* GOAL OF THE EXERCISE
Leave out the pictures and repeat everything else in the records exactly.

>>>

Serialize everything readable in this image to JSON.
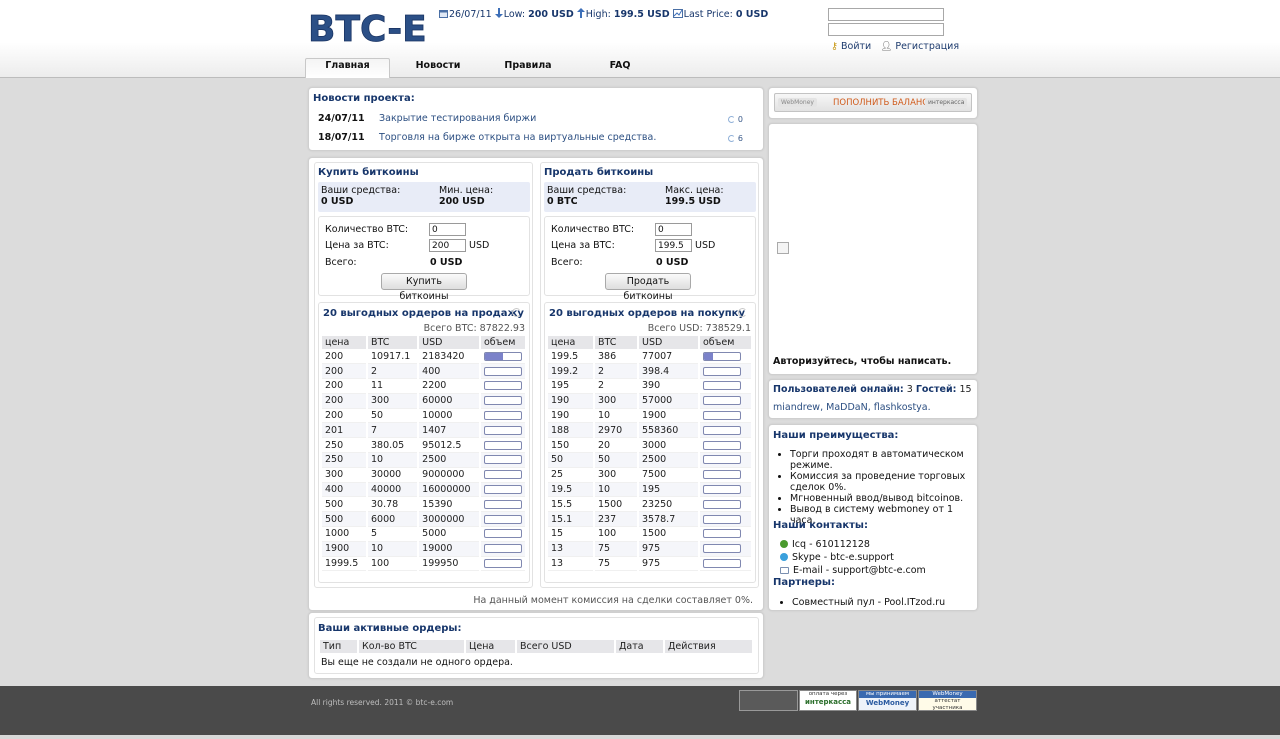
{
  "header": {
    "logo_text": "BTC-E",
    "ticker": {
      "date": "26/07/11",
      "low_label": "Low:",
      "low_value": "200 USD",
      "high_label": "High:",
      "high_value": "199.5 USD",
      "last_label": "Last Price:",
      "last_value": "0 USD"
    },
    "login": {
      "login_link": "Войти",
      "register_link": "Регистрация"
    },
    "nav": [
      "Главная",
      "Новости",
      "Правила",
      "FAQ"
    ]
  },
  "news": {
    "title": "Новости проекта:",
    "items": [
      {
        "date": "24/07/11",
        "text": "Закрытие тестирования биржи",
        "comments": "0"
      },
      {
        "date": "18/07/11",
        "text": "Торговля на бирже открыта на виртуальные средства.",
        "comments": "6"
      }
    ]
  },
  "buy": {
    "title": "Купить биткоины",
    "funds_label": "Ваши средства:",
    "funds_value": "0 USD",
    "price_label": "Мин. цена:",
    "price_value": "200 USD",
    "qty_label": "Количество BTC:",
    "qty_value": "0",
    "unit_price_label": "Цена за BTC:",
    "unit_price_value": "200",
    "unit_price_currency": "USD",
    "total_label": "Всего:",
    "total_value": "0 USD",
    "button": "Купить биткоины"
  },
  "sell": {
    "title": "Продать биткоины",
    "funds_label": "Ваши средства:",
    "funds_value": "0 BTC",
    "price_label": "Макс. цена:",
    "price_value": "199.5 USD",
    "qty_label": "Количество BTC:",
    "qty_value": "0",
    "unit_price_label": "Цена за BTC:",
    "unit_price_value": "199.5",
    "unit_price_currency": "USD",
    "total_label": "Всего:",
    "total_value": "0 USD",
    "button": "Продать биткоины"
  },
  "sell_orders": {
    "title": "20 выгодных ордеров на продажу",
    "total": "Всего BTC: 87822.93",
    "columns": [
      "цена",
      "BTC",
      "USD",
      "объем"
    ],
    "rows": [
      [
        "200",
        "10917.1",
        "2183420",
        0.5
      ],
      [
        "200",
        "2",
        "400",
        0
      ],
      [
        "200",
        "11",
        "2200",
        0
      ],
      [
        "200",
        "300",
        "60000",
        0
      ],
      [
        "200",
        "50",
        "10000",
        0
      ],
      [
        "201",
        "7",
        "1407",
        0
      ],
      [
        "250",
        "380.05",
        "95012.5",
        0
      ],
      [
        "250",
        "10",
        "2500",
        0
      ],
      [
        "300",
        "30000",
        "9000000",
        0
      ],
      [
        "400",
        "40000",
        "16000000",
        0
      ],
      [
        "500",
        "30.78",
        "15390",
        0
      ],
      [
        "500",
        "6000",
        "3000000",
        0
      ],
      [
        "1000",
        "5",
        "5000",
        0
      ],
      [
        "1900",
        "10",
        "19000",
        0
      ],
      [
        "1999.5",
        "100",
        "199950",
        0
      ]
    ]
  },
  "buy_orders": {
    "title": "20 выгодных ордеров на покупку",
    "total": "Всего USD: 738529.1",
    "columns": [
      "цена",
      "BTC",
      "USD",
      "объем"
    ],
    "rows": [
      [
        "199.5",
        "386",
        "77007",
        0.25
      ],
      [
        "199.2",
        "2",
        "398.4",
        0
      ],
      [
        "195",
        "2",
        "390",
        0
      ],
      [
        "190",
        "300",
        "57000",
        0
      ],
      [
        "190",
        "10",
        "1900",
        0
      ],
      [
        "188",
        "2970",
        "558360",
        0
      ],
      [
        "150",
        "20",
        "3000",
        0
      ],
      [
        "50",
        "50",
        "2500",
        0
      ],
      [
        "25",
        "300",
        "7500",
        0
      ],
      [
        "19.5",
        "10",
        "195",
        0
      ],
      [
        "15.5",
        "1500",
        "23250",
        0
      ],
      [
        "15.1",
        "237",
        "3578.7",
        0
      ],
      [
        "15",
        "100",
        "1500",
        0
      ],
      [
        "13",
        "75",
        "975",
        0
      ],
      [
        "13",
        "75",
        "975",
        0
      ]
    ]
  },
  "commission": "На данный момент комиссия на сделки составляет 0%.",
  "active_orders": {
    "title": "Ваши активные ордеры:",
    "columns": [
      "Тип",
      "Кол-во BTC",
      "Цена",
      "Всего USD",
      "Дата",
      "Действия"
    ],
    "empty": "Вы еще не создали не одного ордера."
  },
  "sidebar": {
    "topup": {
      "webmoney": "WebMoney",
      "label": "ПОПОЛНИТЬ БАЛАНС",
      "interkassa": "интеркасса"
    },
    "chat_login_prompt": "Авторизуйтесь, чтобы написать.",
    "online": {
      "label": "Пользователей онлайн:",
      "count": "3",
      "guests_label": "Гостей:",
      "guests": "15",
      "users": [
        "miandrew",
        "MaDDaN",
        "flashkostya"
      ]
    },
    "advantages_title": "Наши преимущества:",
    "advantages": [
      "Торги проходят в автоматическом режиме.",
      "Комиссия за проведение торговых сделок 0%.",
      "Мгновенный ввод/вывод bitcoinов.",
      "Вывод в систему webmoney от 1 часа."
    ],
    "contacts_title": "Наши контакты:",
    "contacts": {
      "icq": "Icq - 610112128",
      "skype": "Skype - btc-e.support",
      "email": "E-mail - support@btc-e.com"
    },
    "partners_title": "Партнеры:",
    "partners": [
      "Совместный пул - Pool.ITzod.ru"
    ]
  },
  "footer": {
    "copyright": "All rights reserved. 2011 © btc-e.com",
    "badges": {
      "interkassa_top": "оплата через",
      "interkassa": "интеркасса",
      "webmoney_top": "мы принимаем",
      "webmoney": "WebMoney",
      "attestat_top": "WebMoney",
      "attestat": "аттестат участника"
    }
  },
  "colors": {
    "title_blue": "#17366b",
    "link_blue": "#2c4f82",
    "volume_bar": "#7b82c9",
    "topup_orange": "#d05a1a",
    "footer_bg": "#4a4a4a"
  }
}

<<<

* RESULT
Serialize everything readable in this image to JSON.
{
  "header": {
    "logo_text": "BTC-E",
    "ticker": {
      "date": "26/07/11",
      "low_label": "Low:",
      "low_value": "200 USD",
      "high_label": "High:",
      "high_value": "199.5 USD",
      "last_label": "Last Price:",
      "last_value": "0 USD"
    },
    "login": {
      "login_link": "Войти",
      "register_link": "Регистрация"
    },
    "nav": [
      "Главная",
      "Новости",
      "Правила",
      "FAQ"
    ]
  },
  "news": {
    "title": "Новости проекта:",
    "items": [
      {
        "date": "24/07/11",
        "text": "Закрытие тестирования биржи",
        "comments": "0"
      },
      {
        "date": "18/07/11",
        "text": "Торговля на бирже открыта на виртуальные средства.",
        "comments": "6"
      }
    ]
  },
  "buy": {
    "title": "Купить биткоины",
    "funds_label": "Ваши средства:",
    "funds_value": "0 USD",
    "price_label": "Мин. цена:",
    "price_value": "200 USD",
    "qty_label": "Количество BTC:",
    "qty_value": "0",
    "unit_price_label": "Цена за BTC:",
    "unit_price_value": "200",
    "unit_price_currency": "USD",
    "total_label": "Всего:",
    "total_value": "0 USD",
    "button": "Купить биткоины"
  },
  "sell": {
    "title": "Продать биткоины",
    "funds_label": "Ваши средства:",
    "funds_value": "0 BTC",
    "price_label": "Макс. цена:",
    "price_value": "199.5 USD",
    "qty_label": "Количество BTC:",
    "qty_value": "0",
    "unit_price_label": "Цена за BTC:",
    "unit_price_value": "199.5",
    "unit_price_currency": "USD",
    "total_label": "Всего:",
    "total_value": "0 USD",
    "button": "Продать биткоины"
  },
  "sell_orders": {
    "title": "20 выгодных ордеров на продажу",
    "total": "Всего BTC: 87822.93",
    "columns": [
      "цена",
      "BTC",
      "USD",
      "объем"
    ],
    "rows": [
      [
        "200",
        "10917.1",
        "2183420",
        0.5
      ],
      [
        "200",
        "2",
        "400",
        0
      ],
      [
        "200",
        "11",
        "2200",
        0
      ],
      [
        "200",
        "300",
        "60000",
        0
      ],
      [
        "200",
        "50",
        "10000",
        0
      ],
      [
        "201",
        "7",
        "1407",
        0
      ],
      [
        "250",
        "380.05",
        "95012.5",
        0
      ],
      [
        "250",
        "10",
        "2500",
        0
      ],
      [
        "300",
        "30000",
        "9000000",
        0
      ],
      [
        "400",
        "40000",
        "16000000",
        0
      ],
      [
        "500",
        "30.78",
        "15390",
        0
      ],
      [
        "500",
        "6000",
        "3000000",
        0
      ],
      [
        "1000",
        "5",
        "5000",
        0
      ],
      [
        "1900",
        "10",
        "19000",
        0
      ],
      [
        "1999.5",
        "100",
        "199950",
        0
      ]
    ]
  },
  "buy_orders": {
    "title": "20 выгодных ордеров на покупку",
    "total": "Всего USD: 738529.1",
    "columns": [
      "цена",
      "BTC",
      "USD",
      "объем"
    ],
    "rows": [
      [
        "199.5",
        "386",
        "77007",
        0.25
      ],
      [
        "199.2",
        "2",
        "398.4",
        0
      ],
      [
        "195",
        "2",
        "390",
        0
      ],
      [
        "190",
        "300",
        "57000",
        0
      ],
      [
        "190",
        "10",
        "1900",
        0
      ],
      [
        "188",
        "2970",
        "558360",
        0
      ],
      [
        "150",
        "20",
        "3000",
        0
      ],
      [
        "50",
        "50",
        "2500",
        0
      ],
      [
        "25",
        "300",
        "7500",
        0
      ],
      [
        "19.5",
        "10",
        "195",
        0
      ],
      [
        "15.5",
        "1500",
        "23250",
        0
      ],
      [
        "15.1",
        "237",
        "3578.7",
        0
      ],
      [
        "15",
        "100",
        "1500",
        0
      ],
      [
        "13",
        "75",
        "975",
        0
      ],
      [
        "13",
        "75",
        "975",
        0
      ]
    ]
  },
  "commission": "На данный момент комиссия на сделки составляет 0%.",
  "active_orders": {
    "title": "Ваши активные ордеры:",
    "columns": [
      "Тип",
      "Кол-во BTC",
      "Цена",
      "Всего USD",
      "Дата",
      "Действия"
    ],
    "empty": "Вы еще не создали не одного ордера."
  },
  "sidebar": {
    "topup": {
      "webmoney": "WebMoney",
      "label": "ПОПОЛНИТЬ БАЛАНС",
      "interkassa": "интеркасса"
    },
    "chat_login_prompt": "Авторизуйтесь, чтобы написать.",
    "online": {
      "label": "Пользователей онлайн:",
      "count": "3",
      "guests_label": "Гостей:",
      "guests": "15",
      "users": [
        "miandrew",
        "MaDDaN",
        "flashkostya"
      ]
    },
    "advantages_title": "Наши преимущества:",
    "advantages": [
      "Торги проходят в автоматическом режиме.",
      "Комиссия за проведение торговых сделок 0%.",
      "Мгновенный ввод/вывод bitcoinов.",
      "Вывод в систему webmoney от 1 часа."
    ],
    "contacts_title": "Наши контакты:",
    "contacts": {
      "icq": "Icq - 610112128",
      "skype": "Skype - btc-e.support",
      "email": "E-mail - support@btc-e.com"
    },
    "partners_title": "Партнеры:",
    "partners": [
      "Совместный пул - Pool.ITzod.ru"
    ]
  },
  "footer": {
    "copyright": "All rights reserved. 2011 © btc-e.com",
    "badges": {
      "interkassa_top": "оплата через",
      "interkassa": "интеркасса",
      "webmoney_top": "мы принимаем",
      "webmoney": "WebMoney",
      "attestat_top": "WebMoney",
      "attestat": "аттестат участника"
    }
  },
  "colors": {
    "title_blue": "#17366b",
    "link_blue": "#2c4f82",
    "volume_bar": "#7b82c9",
    "topup_orange": "#d05a1a",
    "footer_bg": "#4a4a4a"
  }
}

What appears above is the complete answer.